## Recorded data
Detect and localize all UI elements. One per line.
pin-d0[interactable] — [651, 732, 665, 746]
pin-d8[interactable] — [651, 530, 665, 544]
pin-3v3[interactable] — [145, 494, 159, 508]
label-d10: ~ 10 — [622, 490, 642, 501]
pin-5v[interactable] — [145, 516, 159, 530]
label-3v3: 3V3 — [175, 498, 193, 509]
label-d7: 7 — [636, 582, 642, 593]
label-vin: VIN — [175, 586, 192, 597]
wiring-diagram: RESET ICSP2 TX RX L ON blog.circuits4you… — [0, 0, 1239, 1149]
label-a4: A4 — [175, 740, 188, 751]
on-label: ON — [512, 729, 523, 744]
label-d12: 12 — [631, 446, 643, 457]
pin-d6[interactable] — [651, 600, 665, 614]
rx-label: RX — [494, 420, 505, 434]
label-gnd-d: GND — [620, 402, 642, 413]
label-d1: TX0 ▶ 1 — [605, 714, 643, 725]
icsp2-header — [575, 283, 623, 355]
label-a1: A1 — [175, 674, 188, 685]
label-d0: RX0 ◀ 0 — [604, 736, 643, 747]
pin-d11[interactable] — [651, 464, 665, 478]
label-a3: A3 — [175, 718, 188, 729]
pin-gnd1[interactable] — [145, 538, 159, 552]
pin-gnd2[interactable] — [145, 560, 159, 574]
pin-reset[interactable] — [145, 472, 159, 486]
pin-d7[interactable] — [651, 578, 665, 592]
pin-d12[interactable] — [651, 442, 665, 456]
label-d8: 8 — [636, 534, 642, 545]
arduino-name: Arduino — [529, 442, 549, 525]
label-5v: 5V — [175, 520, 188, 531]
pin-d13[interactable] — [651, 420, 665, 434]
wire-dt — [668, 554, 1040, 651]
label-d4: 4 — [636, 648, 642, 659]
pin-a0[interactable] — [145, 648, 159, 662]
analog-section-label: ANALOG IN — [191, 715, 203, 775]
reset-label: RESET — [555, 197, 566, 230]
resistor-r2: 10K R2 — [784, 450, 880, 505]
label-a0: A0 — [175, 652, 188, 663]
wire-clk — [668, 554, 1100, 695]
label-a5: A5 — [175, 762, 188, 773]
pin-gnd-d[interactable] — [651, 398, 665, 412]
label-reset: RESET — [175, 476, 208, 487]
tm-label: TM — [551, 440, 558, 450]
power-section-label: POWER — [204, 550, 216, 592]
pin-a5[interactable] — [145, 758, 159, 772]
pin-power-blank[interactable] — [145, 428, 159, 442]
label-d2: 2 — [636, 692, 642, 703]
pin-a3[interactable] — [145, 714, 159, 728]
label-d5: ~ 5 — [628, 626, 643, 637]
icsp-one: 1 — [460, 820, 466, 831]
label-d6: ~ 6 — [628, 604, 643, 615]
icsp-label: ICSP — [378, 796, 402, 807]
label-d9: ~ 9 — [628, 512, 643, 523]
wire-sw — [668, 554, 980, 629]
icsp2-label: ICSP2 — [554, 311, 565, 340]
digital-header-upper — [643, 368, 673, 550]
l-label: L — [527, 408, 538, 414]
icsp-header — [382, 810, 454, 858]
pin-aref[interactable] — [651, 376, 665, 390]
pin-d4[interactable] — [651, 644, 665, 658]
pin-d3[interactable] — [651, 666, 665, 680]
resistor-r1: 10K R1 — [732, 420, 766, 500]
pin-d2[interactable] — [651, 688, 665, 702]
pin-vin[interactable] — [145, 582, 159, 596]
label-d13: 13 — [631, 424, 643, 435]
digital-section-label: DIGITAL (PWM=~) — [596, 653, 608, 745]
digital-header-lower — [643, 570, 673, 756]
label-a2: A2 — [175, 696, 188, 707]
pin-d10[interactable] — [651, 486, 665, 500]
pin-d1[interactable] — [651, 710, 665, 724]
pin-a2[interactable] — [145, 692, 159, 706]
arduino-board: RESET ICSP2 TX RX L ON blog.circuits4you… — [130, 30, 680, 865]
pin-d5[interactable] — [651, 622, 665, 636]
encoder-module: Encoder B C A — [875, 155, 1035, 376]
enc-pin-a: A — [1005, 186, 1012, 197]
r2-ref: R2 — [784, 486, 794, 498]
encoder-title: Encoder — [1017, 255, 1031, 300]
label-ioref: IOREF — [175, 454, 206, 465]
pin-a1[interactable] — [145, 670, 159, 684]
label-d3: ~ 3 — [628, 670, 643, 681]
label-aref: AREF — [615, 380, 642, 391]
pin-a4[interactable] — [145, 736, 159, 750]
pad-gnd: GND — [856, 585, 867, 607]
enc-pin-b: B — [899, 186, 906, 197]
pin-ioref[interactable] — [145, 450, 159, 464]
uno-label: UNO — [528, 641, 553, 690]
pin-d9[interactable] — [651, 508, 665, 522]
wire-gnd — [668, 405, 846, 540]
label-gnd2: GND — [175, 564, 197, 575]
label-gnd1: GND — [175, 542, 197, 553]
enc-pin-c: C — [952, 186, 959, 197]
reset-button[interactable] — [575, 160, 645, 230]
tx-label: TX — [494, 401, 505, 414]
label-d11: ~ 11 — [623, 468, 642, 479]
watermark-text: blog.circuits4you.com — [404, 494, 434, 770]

## What the exercise asks
Please reproduce word for word the stretch of lines from the first line through the one containing "rx-label: RX — [494, 420, 505, 434]", both included.

## Written response
Detect and localize all UI elements. One per line.
pin-d0[interactable] — [651, 732, 665, 746]
pin-d8[interactable] — [651, 530, 665, 544]
pin-3v3[interactable] — [145, 494, 159, 508]
label-d10: ~ 10 — [622, 490, 642, 501]
pin-5v[interactable] — [145, 516, 159, 530]
label-3v3: 3V3 — [175, 498, 193, 509]
label-d7: 7 — [636, 582, 642, 593]
label-vin: VIN — [175, 586, 192, 597]
wiring-diagram: RESET ICSP2 TX RX L ON blog.circuits4you… — [0, 0, 1239, 1149]
label-a4: A4 — [175, 740, 188, 751]
on-label: ON — [512, 729, 523, 744]
label-d12: 12 — [631, 446, 643, 457]
pin-d6[interactable] — [651, 600, 665, 614]
rx-label: RX — [494, 420, 505, 434]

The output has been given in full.